* What is asked: In the records below, find each line containing the word "effective" and copy it.

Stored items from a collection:
★ ★ ★
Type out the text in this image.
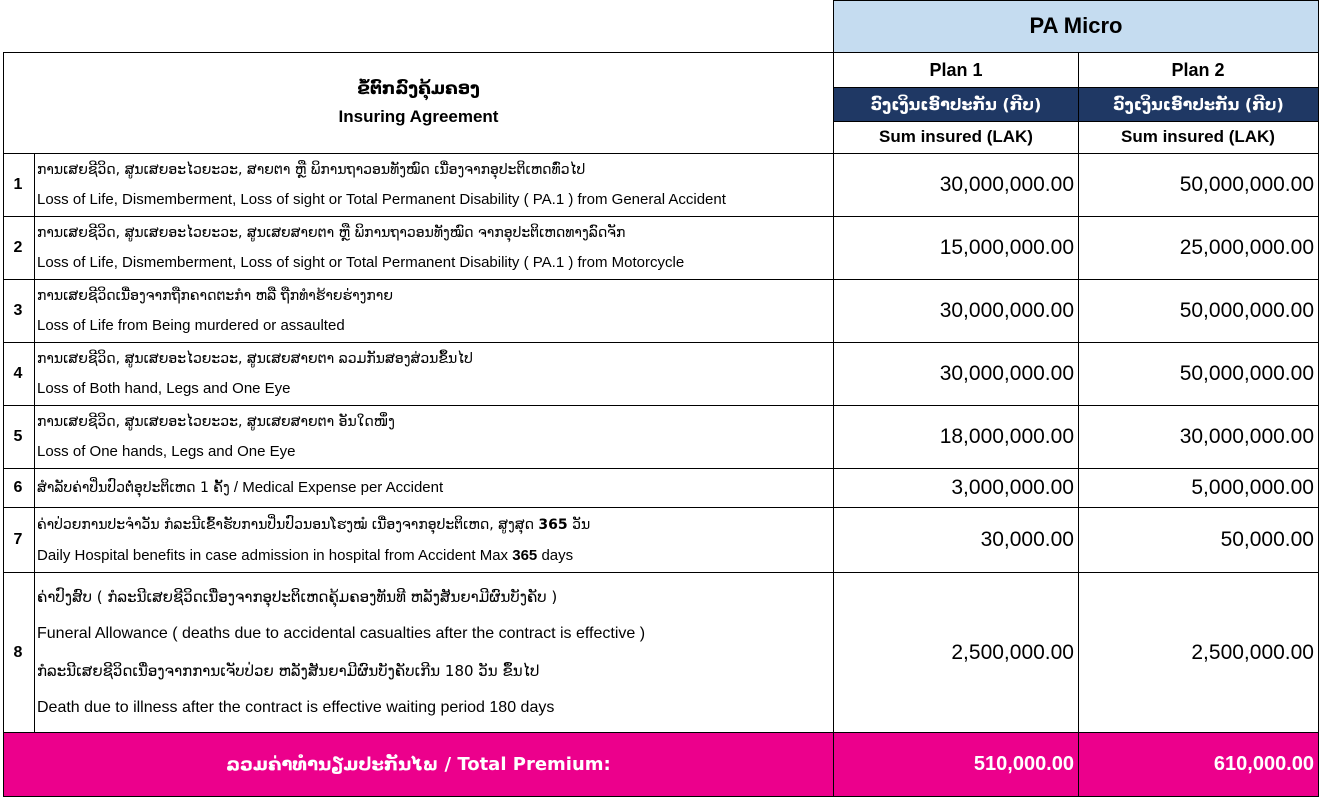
PA Micro
ຂໍ້ຕົກລົງຄຸ້ມຄອງ
Insuring Agreement
Plan 1	Plan 2
ວົງເງິນເອົາປະກັນ (ກີບ)	ວົງເງິນເອົາປະກັນ (ກີບ)
Sum insured (LAK)	Sum insured (LAK)
1
ການເສຍຊີວິດ, ສູນເສຍອະໄວຍະວະ, ສາຍຕາ ຫຼື ພິການຖາວອນທັງໝົດ ເນື່ອງຈາກອຸປະຕິເຫດທົ່ວໄປ
Loss of Life, Dismemberment, Loss of sight or Total Permanent Disability ( PA.1 ) from General Accident
30,000,000.00	50,000,000.00
2
ການເສຍຊີວິດ, ສູນເສຍອະໄວຍະວະ, ສູນເສຍສາຍຕາ ຫຼື ພິການຖາວອນທັງໝົດ ຈາກອຸປະຕິເຫດທາງລົດຈັກ
Loss of Life, Dismemberment, Loss of sight or Total Permanent Disability ( PA.1 ) from Motorcycle
15,000,000.00	25,000,000.00
3
ການເສຍຊີວິດເນື່ອງຈາກຖືກຄາດຕະກຳ ຫລື ຖືກທຳຮ້າຍຮ່າງກາຍ
Loss of Life from Being murdered or assaulted
30,000,000.00	50,000,000.00
4
ການເສຍຊີວິດ, ສູນເສຍອະໄວຍະວະ, ສູນເສຍສາຍຕາ ລວມກັນສອງສ່ວນຂຶ້ນໄປ
Loss of Both hand, Legs and One Eye
30,000,000.00	50,000,000.00
5
ການເສຍຊີວິດ, ສູນເສຍອະໄວຍະວະ, ສູນເສຍສາຍຕາ ອັນໃດໜຶ່ງ
Loss of One hands, Legs and One Eye
18,000,000.00	30,000,000.00
6	ສຳລັບຄ່າປິ່ນປົວຕໍ່ອຸປະຕິເຫດ 1 ຄັ້ງ / Medical Expense per Accident	3,000,000.00	5,000,000.00
7
ຄ່າປ່ວຍການປະຈຳວັນ ກໍລະນີເຂົ້າຮັບການປິ່ນປົວນອນໂຮງໝໍ ເນື່ອງຈາກອຸປະຕິເຫດ, ສູງສຸດ 365 ວັນ
Daily Hospital benefits in case admission in hospital from Accident Max 365 days
30,000.00	50,000.00
8
ຄ່າປົງສົບ ( ກໍລະນີເສຍຊີວິດເນື່ອງຈາກອຸປະຕິເຫດຄຸ້ມຄອງທັນທີ ຫລັງສັນຍາມີຜົນບັງຄັບ )
Funeral Allowance ( deaths due to accidental casualties after the contract is effective )
ກໍລະນີເສຍຊີວິດເນື່ອງຈາກການເຈັບປ່ວຍ ຫລັງສັນຍາມີຜົນບັງຄັບເກີນ 180 ວັນ ຂຶ້ນໄປ
Death due to illness after the contract is effective waiting period 180 days
2,500,000.00	2,500,000.00
ລວມຄ່າທຳນຽມປະກັນໄພ / Total Premium:	510,000.00	610,000.00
★ ★ ★
* Answer to this problem:
Funeral Allowance ( deaths due to accidental casualties after the contract is effective )
Death due to illness after the contract is effective waiting period 180 days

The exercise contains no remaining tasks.